■ DIRECTIONS
Among the entries that follow, tally the lines with the string "JSON". Give no more than the number.

■ DATASET EXCERPTS
= = = =

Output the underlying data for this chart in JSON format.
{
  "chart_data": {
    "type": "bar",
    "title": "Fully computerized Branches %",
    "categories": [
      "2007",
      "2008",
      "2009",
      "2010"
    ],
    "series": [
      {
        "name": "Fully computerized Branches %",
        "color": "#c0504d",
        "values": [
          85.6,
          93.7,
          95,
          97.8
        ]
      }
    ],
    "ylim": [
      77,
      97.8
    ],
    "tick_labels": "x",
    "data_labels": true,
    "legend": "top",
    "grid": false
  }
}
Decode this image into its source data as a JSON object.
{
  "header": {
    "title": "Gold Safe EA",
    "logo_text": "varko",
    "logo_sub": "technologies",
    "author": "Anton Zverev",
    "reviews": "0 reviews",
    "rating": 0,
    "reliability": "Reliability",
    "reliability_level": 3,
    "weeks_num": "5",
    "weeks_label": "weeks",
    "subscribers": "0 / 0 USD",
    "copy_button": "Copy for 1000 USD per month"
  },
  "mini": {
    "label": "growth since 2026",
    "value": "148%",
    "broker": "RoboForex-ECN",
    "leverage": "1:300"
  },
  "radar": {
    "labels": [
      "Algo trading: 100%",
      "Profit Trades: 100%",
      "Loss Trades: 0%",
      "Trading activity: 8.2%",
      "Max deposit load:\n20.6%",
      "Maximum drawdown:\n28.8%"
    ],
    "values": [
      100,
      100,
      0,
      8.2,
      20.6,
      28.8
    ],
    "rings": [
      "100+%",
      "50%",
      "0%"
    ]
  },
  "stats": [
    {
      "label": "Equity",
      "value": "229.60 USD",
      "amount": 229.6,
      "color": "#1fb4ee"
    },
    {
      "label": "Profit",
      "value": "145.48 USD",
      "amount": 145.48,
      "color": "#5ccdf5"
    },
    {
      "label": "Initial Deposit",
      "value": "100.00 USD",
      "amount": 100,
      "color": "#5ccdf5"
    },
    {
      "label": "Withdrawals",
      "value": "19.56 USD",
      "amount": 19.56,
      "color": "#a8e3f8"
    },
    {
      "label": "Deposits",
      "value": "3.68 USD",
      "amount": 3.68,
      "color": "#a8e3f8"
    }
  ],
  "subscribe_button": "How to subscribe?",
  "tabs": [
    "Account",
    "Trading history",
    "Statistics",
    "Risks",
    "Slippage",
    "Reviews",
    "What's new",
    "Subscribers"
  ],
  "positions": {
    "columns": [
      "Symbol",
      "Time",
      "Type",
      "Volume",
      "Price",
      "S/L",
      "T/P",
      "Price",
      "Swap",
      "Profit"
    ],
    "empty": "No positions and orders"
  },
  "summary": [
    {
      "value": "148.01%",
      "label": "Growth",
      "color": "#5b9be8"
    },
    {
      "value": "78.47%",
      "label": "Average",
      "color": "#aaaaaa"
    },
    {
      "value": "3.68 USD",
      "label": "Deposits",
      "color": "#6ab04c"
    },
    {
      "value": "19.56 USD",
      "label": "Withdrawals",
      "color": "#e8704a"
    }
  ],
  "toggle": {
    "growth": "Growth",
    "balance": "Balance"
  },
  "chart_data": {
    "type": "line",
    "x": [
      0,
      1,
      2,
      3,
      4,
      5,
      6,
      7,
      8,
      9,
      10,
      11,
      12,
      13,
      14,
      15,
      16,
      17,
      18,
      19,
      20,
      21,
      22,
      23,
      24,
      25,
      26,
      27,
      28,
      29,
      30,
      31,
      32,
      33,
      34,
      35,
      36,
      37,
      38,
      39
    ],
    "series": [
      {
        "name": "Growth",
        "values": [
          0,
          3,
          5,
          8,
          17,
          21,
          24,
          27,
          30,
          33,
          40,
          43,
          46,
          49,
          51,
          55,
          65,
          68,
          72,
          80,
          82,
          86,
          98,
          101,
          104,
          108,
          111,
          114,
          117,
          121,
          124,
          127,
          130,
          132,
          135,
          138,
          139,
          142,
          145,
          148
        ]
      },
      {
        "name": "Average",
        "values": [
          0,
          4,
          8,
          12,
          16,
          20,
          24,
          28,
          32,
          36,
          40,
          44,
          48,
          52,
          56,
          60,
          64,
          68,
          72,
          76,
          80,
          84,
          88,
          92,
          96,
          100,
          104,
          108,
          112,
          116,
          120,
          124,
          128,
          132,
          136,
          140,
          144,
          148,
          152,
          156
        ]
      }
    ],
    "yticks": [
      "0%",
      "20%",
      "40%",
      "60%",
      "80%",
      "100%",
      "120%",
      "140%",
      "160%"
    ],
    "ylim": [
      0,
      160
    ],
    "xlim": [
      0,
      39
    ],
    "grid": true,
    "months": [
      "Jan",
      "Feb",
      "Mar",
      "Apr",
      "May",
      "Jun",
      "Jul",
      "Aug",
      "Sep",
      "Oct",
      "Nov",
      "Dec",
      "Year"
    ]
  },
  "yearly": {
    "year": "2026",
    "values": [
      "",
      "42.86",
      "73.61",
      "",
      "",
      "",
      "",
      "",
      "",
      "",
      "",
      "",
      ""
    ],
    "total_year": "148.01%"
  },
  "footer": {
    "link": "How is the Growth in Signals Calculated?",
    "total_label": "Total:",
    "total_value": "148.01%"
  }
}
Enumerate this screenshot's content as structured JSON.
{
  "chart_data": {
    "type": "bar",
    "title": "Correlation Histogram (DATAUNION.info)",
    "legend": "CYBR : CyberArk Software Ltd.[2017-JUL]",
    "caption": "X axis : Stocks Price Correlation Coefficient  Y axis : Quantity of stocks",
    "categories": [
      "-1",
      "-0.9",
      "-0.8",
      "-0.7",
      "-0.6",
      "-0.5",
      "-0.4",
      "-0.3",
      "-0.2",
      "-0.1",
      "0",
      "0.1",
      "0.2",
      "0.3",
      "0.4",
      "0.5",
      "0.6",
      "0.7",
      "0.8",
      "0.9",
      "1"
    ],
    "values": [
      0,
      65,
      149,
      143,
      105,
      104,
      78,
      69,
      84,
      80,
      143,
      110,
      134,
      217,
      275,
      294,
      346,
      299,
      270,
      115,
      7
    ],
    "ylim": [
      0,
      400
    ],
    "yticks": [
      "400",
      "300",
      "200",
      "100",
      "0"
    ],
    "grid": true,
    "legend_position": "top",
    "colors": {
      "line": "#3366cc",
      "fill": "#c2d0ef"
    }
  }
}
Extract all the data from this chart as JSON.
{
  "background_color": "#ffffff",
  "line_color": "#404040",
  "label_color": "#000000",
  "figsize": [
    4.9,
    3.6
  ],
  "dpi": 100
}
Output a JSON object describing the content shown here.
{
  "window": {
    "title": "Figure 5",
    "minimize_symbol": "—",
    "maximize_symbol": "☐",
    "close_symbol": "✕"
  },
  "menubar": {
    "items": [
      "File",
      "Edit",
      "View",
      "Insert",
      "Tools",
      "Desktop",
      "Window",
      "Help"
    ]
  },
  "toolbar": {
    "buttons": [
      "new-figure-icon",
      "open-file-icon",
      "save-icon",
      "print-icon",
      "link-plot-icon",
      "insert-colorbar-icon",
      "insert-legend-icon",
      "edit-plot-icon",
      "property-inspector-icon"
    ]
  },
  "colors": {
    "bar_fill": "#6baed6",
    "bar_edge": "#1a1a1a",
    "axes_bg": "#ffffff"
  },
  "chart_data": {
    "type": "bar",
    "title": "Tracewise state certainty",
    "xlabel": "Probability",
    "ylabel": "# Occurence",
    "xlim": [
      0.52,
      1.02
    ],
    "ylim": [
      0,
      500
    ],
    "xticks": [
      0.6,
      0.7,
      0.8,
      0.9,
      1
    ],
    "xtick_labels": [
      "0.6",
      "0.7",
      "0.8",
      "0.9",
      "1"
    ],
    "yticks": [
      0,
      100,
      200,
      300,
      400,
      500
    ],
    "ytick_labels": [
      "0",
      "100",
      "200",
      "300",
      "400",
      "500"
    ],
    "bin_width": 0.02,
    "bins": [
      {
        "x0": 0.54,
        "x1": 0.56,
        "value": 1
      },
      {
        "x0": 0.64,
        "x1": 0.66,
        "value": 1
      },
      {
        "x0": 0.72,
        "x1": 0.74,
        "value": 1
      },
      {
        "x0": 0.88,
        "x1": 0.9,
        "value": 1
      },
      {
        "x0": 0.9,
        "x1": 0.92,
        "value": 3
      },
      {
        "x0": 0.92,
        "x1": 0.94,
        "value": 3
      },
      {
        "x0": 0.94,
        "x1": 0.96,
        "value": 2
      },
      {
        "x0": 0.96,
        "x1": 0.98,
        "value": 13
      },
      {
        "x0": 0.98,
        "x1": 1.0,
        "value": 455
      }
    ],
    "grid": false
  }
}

= = = =

■ FULL RESPONSE
5